Given exercise: Search the entries for the word "фотографии" and pull out each line that has it.

--

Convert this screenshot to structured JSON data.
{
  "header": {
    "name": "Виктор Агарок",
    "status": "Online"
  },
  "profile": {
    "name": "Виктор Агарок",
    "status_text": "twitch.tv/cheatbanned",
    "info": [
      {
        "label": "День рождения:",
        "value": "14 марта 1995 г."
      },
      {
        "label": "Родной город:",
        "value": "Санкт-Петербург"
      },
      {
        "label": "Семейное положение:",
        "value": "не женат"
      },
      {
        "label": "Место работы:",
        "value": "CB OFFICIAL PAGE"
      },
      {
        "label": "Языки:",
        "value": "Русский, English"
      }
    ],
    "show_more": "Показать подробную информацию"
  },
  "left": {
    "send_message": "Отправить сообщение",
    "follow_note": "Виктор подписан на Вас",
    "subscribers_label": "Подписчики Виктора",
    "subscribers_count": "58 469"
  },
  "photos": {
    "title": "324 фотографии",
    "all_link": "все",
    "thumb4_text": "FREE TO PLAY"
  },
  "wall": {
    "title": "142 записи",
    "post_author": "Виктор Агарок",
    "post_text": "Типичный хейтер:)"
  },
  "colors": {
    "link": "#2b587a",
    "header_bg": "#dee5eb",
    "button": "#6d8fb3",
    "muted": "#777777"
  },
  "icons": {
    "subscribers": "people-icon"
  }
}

--

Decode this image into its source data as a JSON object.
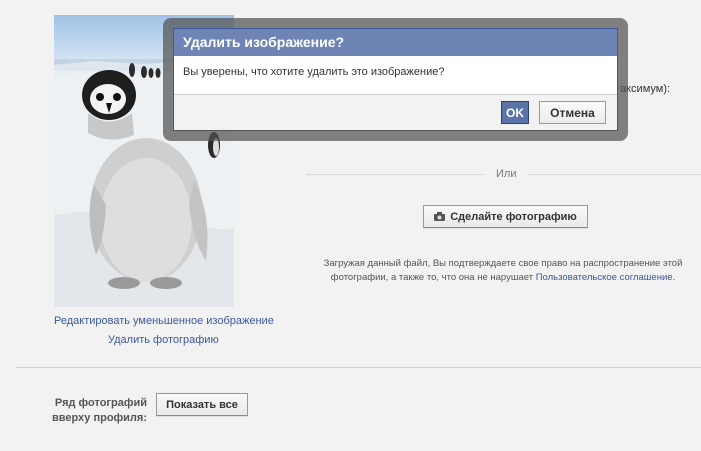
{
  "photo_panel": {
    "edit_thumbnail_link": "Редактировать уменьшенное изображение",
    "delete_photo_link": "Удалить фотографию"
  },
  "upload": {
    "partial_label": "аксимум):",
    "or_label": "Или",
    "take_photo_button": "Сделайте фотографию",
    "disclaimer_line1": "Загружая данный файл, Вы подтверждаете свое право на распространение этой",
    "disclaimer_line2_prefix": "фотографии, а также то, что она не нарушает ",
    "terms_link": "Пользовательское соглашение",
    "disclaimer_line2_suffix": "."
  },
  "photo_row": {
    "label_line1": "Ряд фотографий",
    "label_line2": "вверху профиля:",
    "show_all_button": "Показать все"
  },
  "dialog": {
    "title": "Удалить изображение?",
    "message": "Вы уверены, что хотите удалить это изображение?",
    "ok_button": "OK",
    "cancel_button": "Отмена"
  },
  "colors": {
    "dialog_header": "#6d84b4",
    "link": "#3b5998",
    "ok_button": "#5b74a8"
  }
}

--

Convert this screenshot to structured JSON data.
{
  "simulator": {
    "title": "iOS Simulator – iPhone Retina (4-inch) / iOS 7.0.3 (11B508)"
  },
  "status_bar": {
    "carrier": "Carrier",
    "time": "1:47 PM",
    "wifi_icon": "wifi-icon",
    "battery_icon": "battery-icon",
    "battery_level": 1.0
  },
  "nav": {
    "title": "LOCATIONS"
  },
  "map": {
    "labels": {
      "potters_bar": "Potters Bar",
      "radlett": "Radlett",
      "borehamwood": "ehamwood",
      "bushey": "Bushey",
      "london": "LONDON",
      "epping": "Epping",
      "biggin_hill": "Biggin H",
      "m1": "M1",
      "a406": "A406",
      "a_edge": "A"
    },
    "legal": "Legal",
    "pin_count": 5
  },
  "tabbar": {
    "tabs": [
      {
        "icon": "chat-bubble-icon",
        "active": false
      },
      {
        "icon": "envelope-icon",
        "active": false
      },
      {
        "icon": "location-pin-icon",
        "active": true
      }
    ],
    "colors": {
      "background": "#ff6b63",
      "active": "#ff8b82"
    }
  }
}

--

Exercise response:
    "title": "324 фотографии",
    "disclaimer_line2_prefix": "фотографии, а также то, что она не нарушает ",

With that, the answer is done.